▶ _Data shown_:
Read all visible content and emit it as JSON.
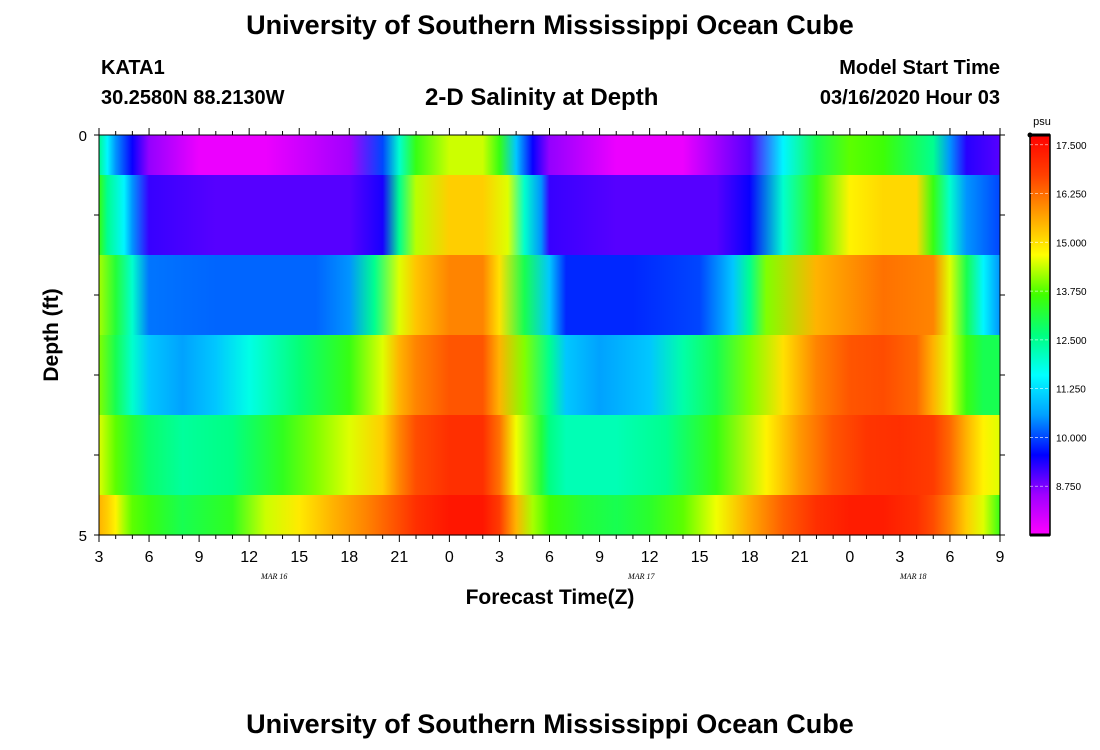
{
  "header": {
    "title": "University of Southern Mississippi Ocean Cube",
    "station": "KATA1",
    "coords": "30.2580N 88.2130W",
    "subtitle": "2-D Salinity at Depth",
    "model_start_label": "Model Start Time",
    "model_start_value": "03/16/2020 Hour 03"
  },
  "footer": {
    "title": "University of Southern Mississippi Ocean Cube"
  },
  "chart_data": {
    "type": "heatmap",
    "xlabel": "Forecast Time(Z)",
    "ylabel": "Depth (ft)",
    "y_tick_labels": [
      "0",
      "5"
    ],
    "ylim": [
      0,
      5
    ],
    "x_tick_labels": [
      "3",
      "6",
      "9",
      "12",
      "15",
      "18",
      "21",
      "0",
      "3",
      "6",
      "9",
      "12",
      "15",
      "18",
      "21",
      "0",
      "3",
      "6",
      "9"
    ],
    "x_tick_hours": [
      3,
      6,
      9,
      12,
      15,
      18,
      21,
      24,
      27,
      30,
      33,
      36,
      39,
      42,
      45,
      48,
      51,
      54,
      57
    ],
    "date_labels": [
      {
        "label": "MAR 16",
        "hour": 13.5
      },
      {
        "label": "MAR 17",
        "hour": 35.5
      },
      {
        "label": "MAR 18",
        "hour": 51.8
      }
    ],
    "colorbar": {
      "unit": "psu",
      "min": 7.5,
      "max": 17.75,
      "tick_values": [
        17.5,
        16.25,
        15.0,
        13.75,
        12.5,
        11.25,
        10.0,
        8.75
      ],
      "tick_labels": [
        "17.500",
        "16.250",
        "15.000",
        "13.750",
        "12.500",
        "11.250",
        "10.000",
        "8.750"
      ],
      "colors": [
        "#ff00ff",
        "#a000ff",
        "#0000ff",
        "#00a0ff",
        "#00ffff",
        "#00ff80",
        "#40ff00",
        "#ffff00",
        "#ffa000",
        "#ff4000",
        "#ff0000"
      ]
    },
    "depth_layer_boundaries": [
      0,
      0.5,
      1.5,
      2.5,
      3.5,
      4.5,
      5
    ],
    "x_range_hours": [
      3,
      57
    ],
    "layers": [
      {
        "hours": [
          3,
          3.5,
          4,
          5,
          6,
          9,
          13,
          18,
          20,
          21,
          22,
          24,
          26,
          27,
          28,
          29,
          30,
          34,
          38,
          42,
          44,
          46,
          48,
          50,
          53,
          54,
          55,
          57
        ],
        "values": [
          12.5,
          11.5,
          10.5,
          9.5,
          8.6,
          7.7,
          7.7,
          8.5,
          10,
          12,
          13.5,
          14.4,
          14.4,
          13.5,
          11,
          9.5,
          8.6,
          7.7,
          7.7,
          9,
          11.5,
          13,
          13.8,
          13.6,
          12.5,
          10.5,
          9.3,
          9.0
        ]
      },
      {
        "hours": [
          3,
          3.5,
          4.5,
          5,
          6,
          10,
          18,
          20,
          21,
          22,
          24,
          26,
          27.5,
          28.5,
          29.5,
          30,
          34,
          40,
          42,
          44,
          46,
          48,
          50,
          52,
          53,
          54,
          55,
          57
        ],
        "values": [
          13.5,
          12.5,
          11.5,
          10.5,
          9.2,
          9.0,
          9.0,
          9.4,
          12.5,
          14.3,
          15.2,
          15.2,
          14.5,
          12,
          10.5,
          9.2,
          9.0,
          9.0,
          9.5,
          12,
          13.5,
          14.8,
          15.1,
          15.1,
          13.5,
          12,
          10.5,
          10.0
        ]
      },
      {
        "hours": [
          3,
          4,
          5,
          6,
          10,
          16,
          18,
          19.5,
          21,
          22,
          24,
          26,
          27,
          28.5,
          30,
          31,
          35,
          39,
          41,
          42,
          43,
          46,
          50,
          53,
          54,
          55,
          56,
          57
        ],
        "values": [
          14.2,
          13.2,
          12,
          10.3,
          10.2,
          10.2,
          10.5,
          12.5,
          14.5,
          15.3,
          16.0,
          16.0,
          15.0,
          13,
          11,
          9.8,
          9.8,
          10.0,
          11,
          12.5,
          14,
          15.5,
          16.2,
          16.0,
          14.5,
          13,
          11.5,
          10.5
        ]
      },
      {
        "hours": [
          3,
          4,
          5,
          6,
          8,
          10,
          12,
          15,
          18,
          20,
          21,
          22,
          24,
          26,
          27,
          28.5,
          30,
          31,
          33,
          36,
          38,
          40,
          42,
          44,
          46,
          48,
          50,
          52,
          53,
          54,
          55,
          56,
          57
        ],
        "values": [
          14.0,
          13.0,
          12.0,
          11.0,
          10.6,
          11.0,
          11.8,
          12.7,
          13.5,
          14.5,
          15.5,
          16.0,
          16.5,
          16.5,
          15.5,
          14,
          12.5,
          11,
          10.6,
          11.0,
          12.3,
          13,
          14,
          15,
          16,
          16.5,
          16.6,
          16.3,
          15.5,
          14.5,
          13.5,
          13.0,
          13.0
        ]
      },
      {
        "hours": [
          3,
          4,
          5,
          6,
          8,
          11,
          14,
          16,
          18,
          20,
          21,
          22,
          24,
          26,
          27,
          28,
          29.5,
          30,
          31,
          34,
          37,
          40,
          43,
          45,
          47,
          49,
          51,
          53,
          54,
          55,
          56,
          57
        ],
        "values": [
          14.5,
          13.8,
          13.2,
          12.8,
          12.4,
          12.6,
          13.4,
          14.0,
          14.5,
          15.2,
          16.0,
          16.6,
          17.0,
          17.0,
          16.2,
          14.6,
          13.2,
          12.6,
          12.2,
          12.2,
          12.5,
          13.5,
          14.8,
          15.8,
          16.5,
          16.9,
          17.0,
          16.8,
          16.3,
          15.5,
          14.8,
          14.5
        ]
      },
      {
        "hours": [
          3,
          3.5,
          4,
          4.5,
          5,
          6,
          8,
          11,
          13,
          15,
          17,
          19,
          21,
          22,
          24,
          26,
          27,
          28,
          29,
          30,
          32,
          34,
          36,
          38,
          40,
          42,
          44,
          46,
          48,
          50,
          52,
          53,
          54,
          55,
          56,
          57
        ],
        "values": [
          15.5,
          15.2,
          14.8,
          14.2,
          13.8,
          13.5,
          13.0,
          13.4,
          14.4,
          14.9,
          15.5,
          16.0,
          16.6,
          17.0,
          17.4,
          17.4,
          16.8,
          15.5,
          14.2,
          13.6,
          13.2,
          13.0,
          13.3,
          13.8,
          14.6,
          15.6,
          16.4,
          17.0,
          17.3,
          17.3,
          17.0,
          16.6,
          16.0,
          15.2,
          14.5,
          13.5
        ]
      }
    ]
  }
}
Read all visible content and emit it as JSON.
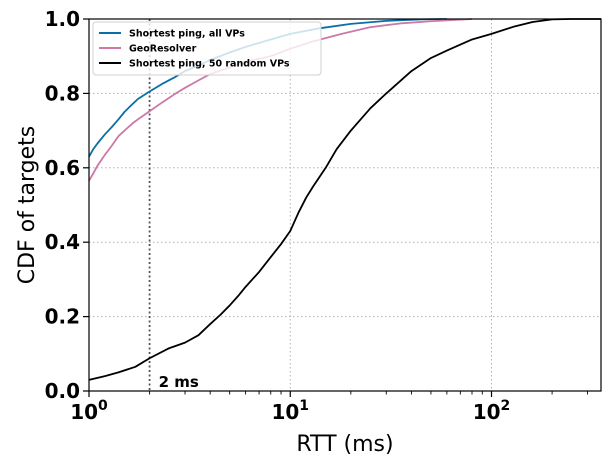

▶ _Stated exercise_:
Give the number of lines in the entries above that include the string "Mississippi". No other output is expected.

▶ _The completed task_:
2